Task goal =>
Provide an exact copy of the data, excluding the images.

####

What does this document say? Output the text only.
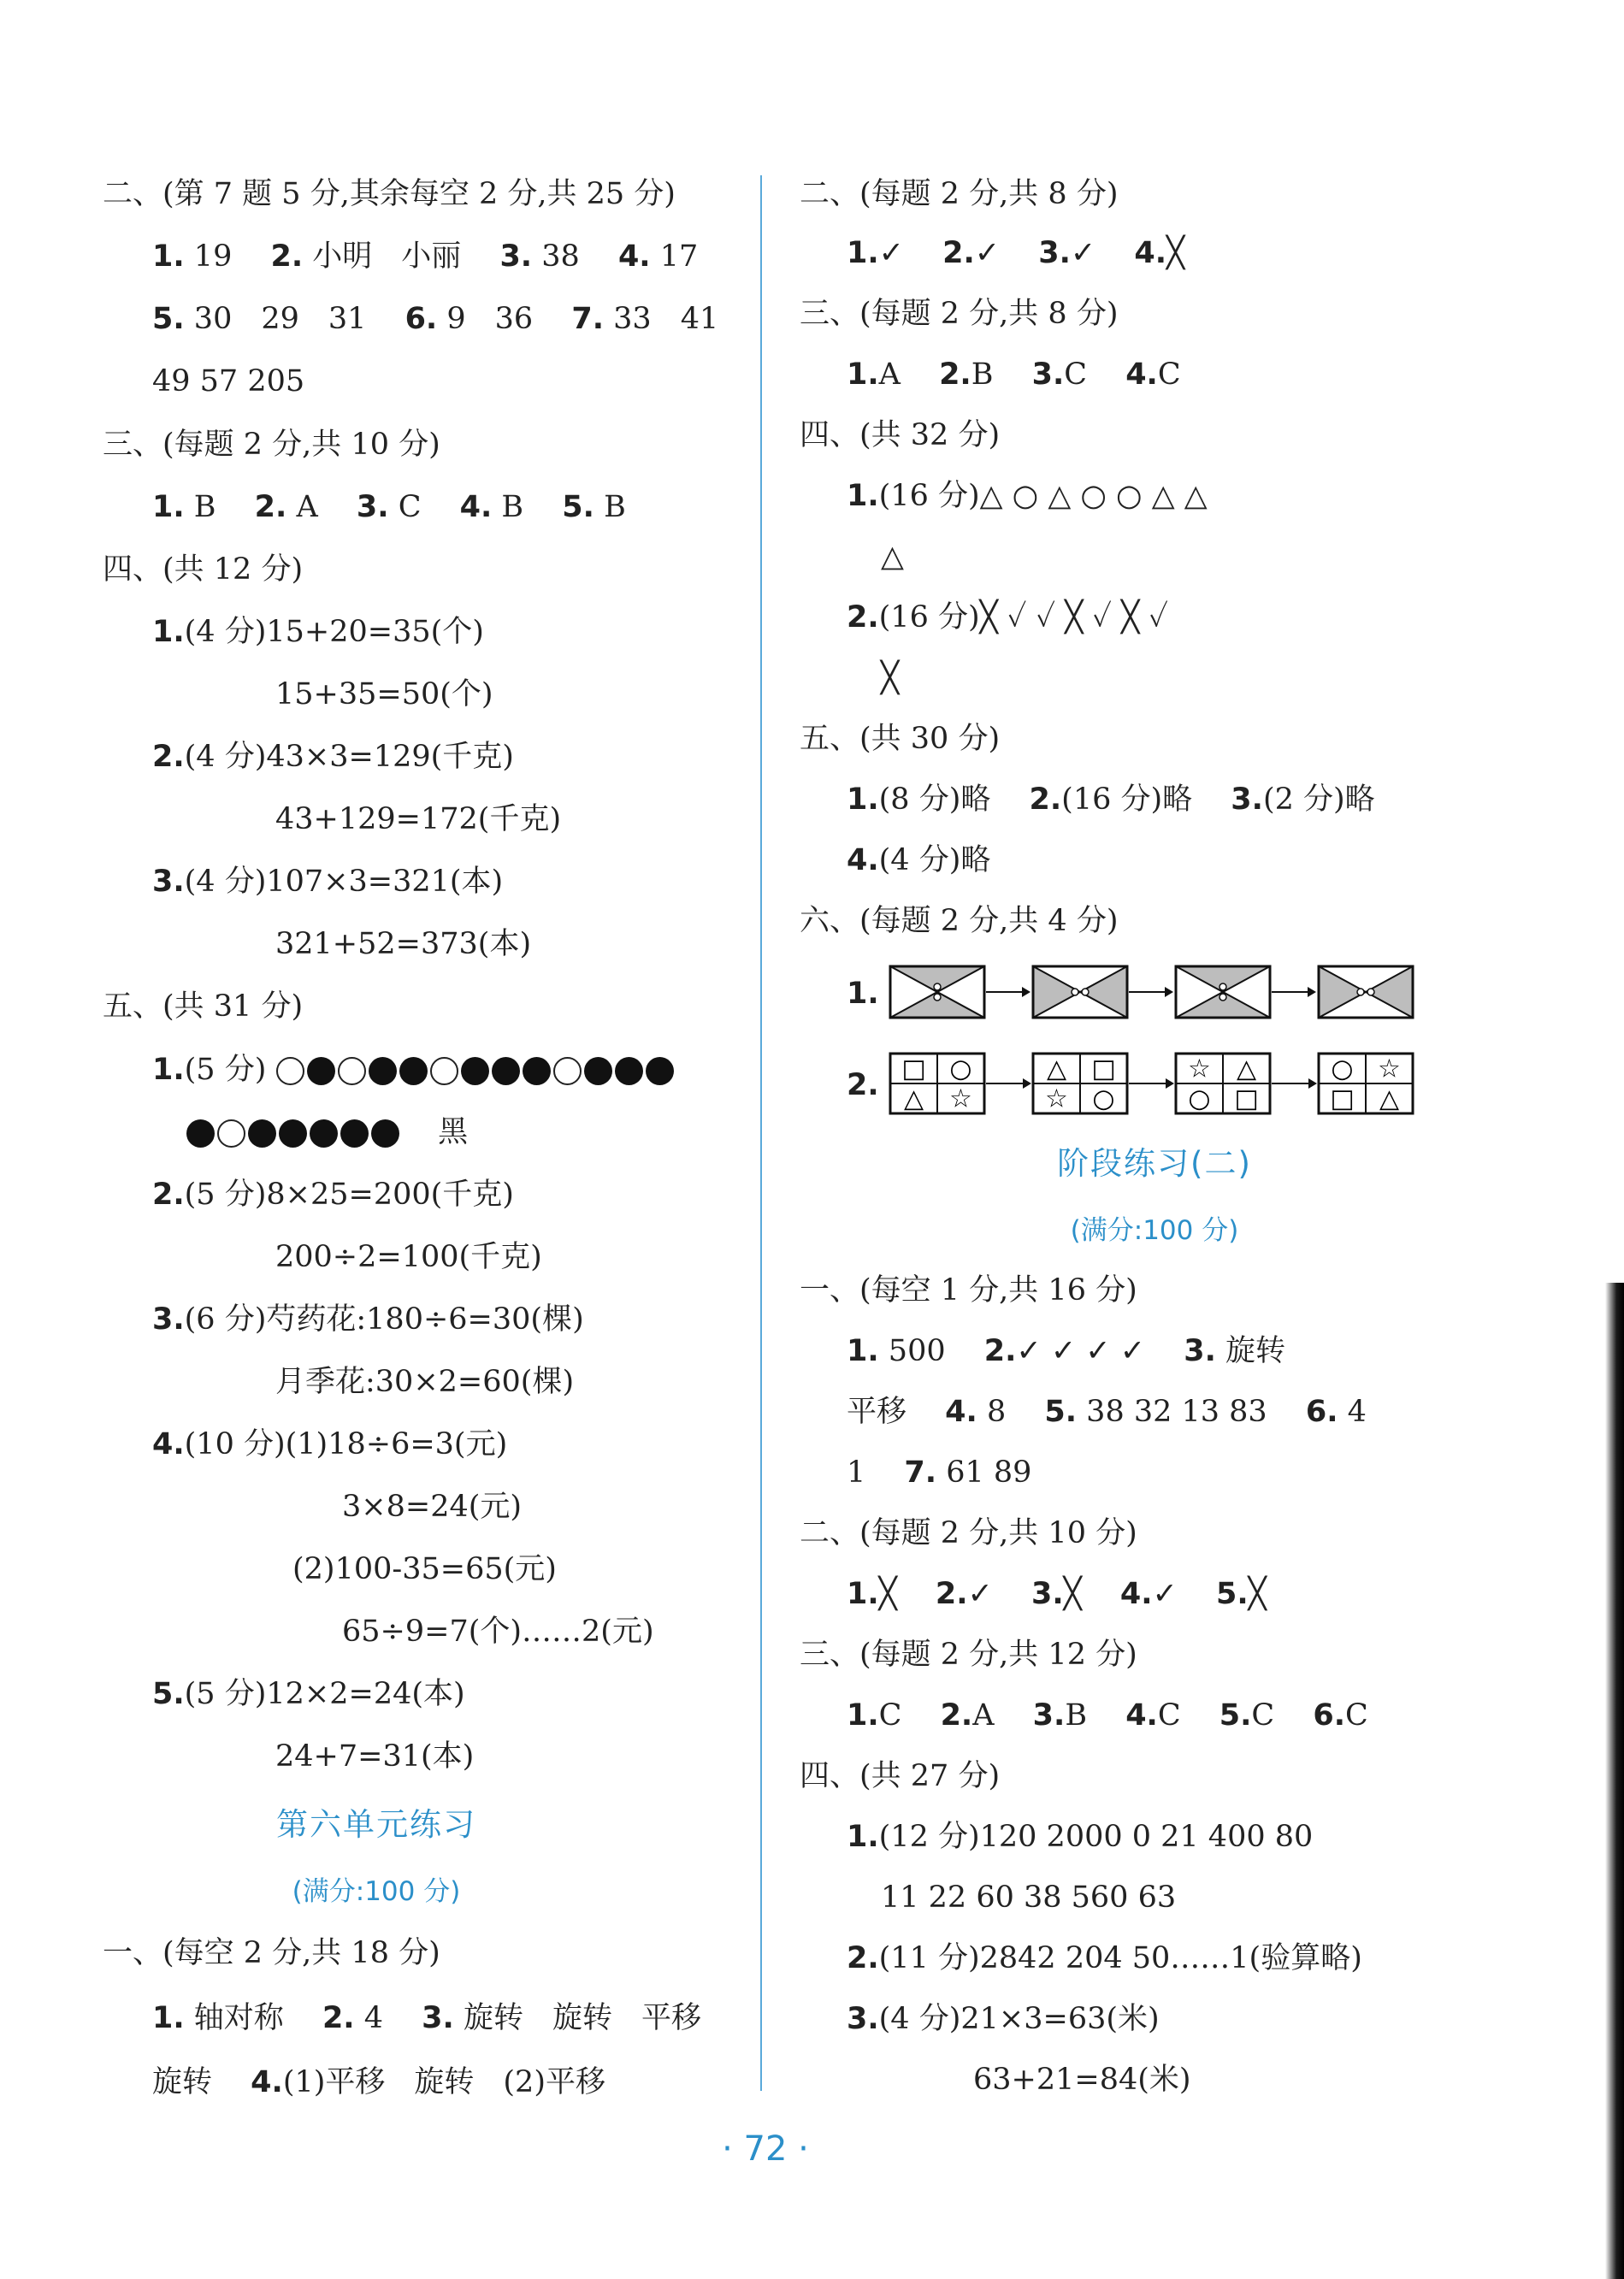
二、(第 7 题 5 分,其余每空 2 分,共 25 分)
1. 19 2. 小明 小丽 3. 38 4. 17
5. 30 29 31 6. 9 36 7. 33 41
49 57 205
三、(每题 2 分,共 10 分)
1. B 2. A 3. C 4. B 5. B
四、(共 12 分)
1.(4 分)15+20=35(个)
15+35=50(个)
2.(4 分)43×3=129(千克)
43+129=172(千克)
3.(4 分)107×3=321(本)
321+52=373(本)
五、(共 31 分)
1.(5 分)
黑
2.(5 分)8×25=200(千克)
200÷2=100(千克)
3.(6 分)芍药花:180÷6=30(棵)
月季花:30×2=60(棵)
4.(10 分)(1)18÷6=3(元)
3×8=24(元)
(2)100-35=65(元)
65÷9=7(个)……2(元)
5.(5 分)12×2=24(本)
24+7=31(本)
第六单元练习
(满分:100 分)
一、(每空 2 分,共 18 分)
1. 轴对称 2. 4 3. 旋转 旋转 平移
旋转 4.(1)平移 旋转 (2)平移
二、(每题 2 分,共 8 分)
1.✓ 2.✓ 3.✓ 4.╳
三、(每题 2 分,共 8 分)
1.A 2.B 3.C 4.C
四、(共 32 分)
1.(16 分)△ ○ △ ○ ○ △ △
△
2.(16 分)╳ ✓ ✓ ╳ ✓ ╳ ✓
╳
五、(共 30 分)
1.(8 分)略 2.(16 分)略 3.(2 分)略
4.(4 分)略
六、(每题 2 分,共 4 分)
1.
2. □ ○
△ ☆
△ □
☆ ○
☆ △
○ □
○ ☆
□ △
阶段练习(二)
(满分:100 分)
一、(每空 1 分,共 16 分)
1. 500 2.✓ ✓ ✓ ✓ 3. 旋转
平移 4. 8 5. 38 32 13 83 6. 4
1 7. 61 89
二、(每题 2 分,共 10 分)
1.╳ 2.✓ 3.╳ 4.✓ 5.╳
三、(每题 2 分,共 12 分)
1.C 2.A 3.B 4.C 5.C 6.C
四、(共 27 分)
1.(12 分)120 2000 0 21 400 80
11 22 60 38 560 63
2.(11 分)2842 204 50……1(验算略)
3.(4 分)21×3=63(米)
63+21=84(米)
· 72 ·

####

Task solution =>
What does this document say? Output the text only.
二、(第 7 题 5 分,其余每空 2 分,共 25 分)
1. 19 2. 小明 小丽 3. 38 4. 17
5. 30 29 31 6. 9 36 7. 33 41
49 57 205
三、(每题 2 分,共 10 分)
1. B 2. A 3. C 4. B 5. B
四、(共 12 分)
1.(4 分)15+20=35(个)
15+35=50(个)
2.(4 分)43×3=129(千克)
43+129=172(千克)
3.(4 分)107×3=321(本)
321+52=373(本)
五、(共 31 分)
1.(5 分)
黑
2.(5 分)8×25=200(千克)
200÷2=100(千克)
3.(6 分)芍药花:180÷6=30(棵)
月季花:30×2=60(棵)
4.(10 分)(1)18÷6=3(元)
3×8=24(元)
(2)100-35=65(元)
65÷9=7(个)……2(元)
5.(5 分)12×2=24(本)
24+7=31(本)
第六单元练习
(满分:100 分)
一、(每空 2 分,共 18 分)
1. 轴对称 2. 4 3. 旋转 旋转 平移
旋转 4.(1)平移 旋转 (2)平移
二、(每题 2 分,共 8 分)
1.✓ 2.✓ 3.✓ 4.╳
三、(每题 2 分,共 8 分)
1.A 2.B 3.C 4.C
四、(共 32 分)
1.(16 分)△ ○ △ ○ ○ △ △
△
2.(16 分)╳ ✓ ✓ ╳ ✓ ╳ ✓
╳
五、(共 30 分)
1.(8 分)略 2.(16 分)略 3.(2 分)略
4.(4 分)略
六、(每题 2 分,共 4 分)
1.
2. □ ○
△ ☆
△ □
☆ ○
☆ △
○ □
○ ☆
□ △
阶段练习(二)
(满分:100 分)
一、(每空 1 分,共 16 分)
1. 500 2.✓ ✓ ✓ ✓ 3. 旋转
平移 4. 8 5. 38 32 13 83 6. 4
1 7. 61 89
二、(每题 2 分,共 10 分)
1.╳ 2.✓ 3.╳ 4.✓ 5.╳
三、(每题 2 分,共 12 分)
1.C 2.A 3.B 4.C 5.C 6.C
四、(共 27 分)
1.(12 分)120 2000 0 21 400 80
11 22 60 38 560 63
2.(11 分)2842 204 50……1(验算略)
3.(4 分)21×3=63(米)
63+21=84(米)
· 72 ·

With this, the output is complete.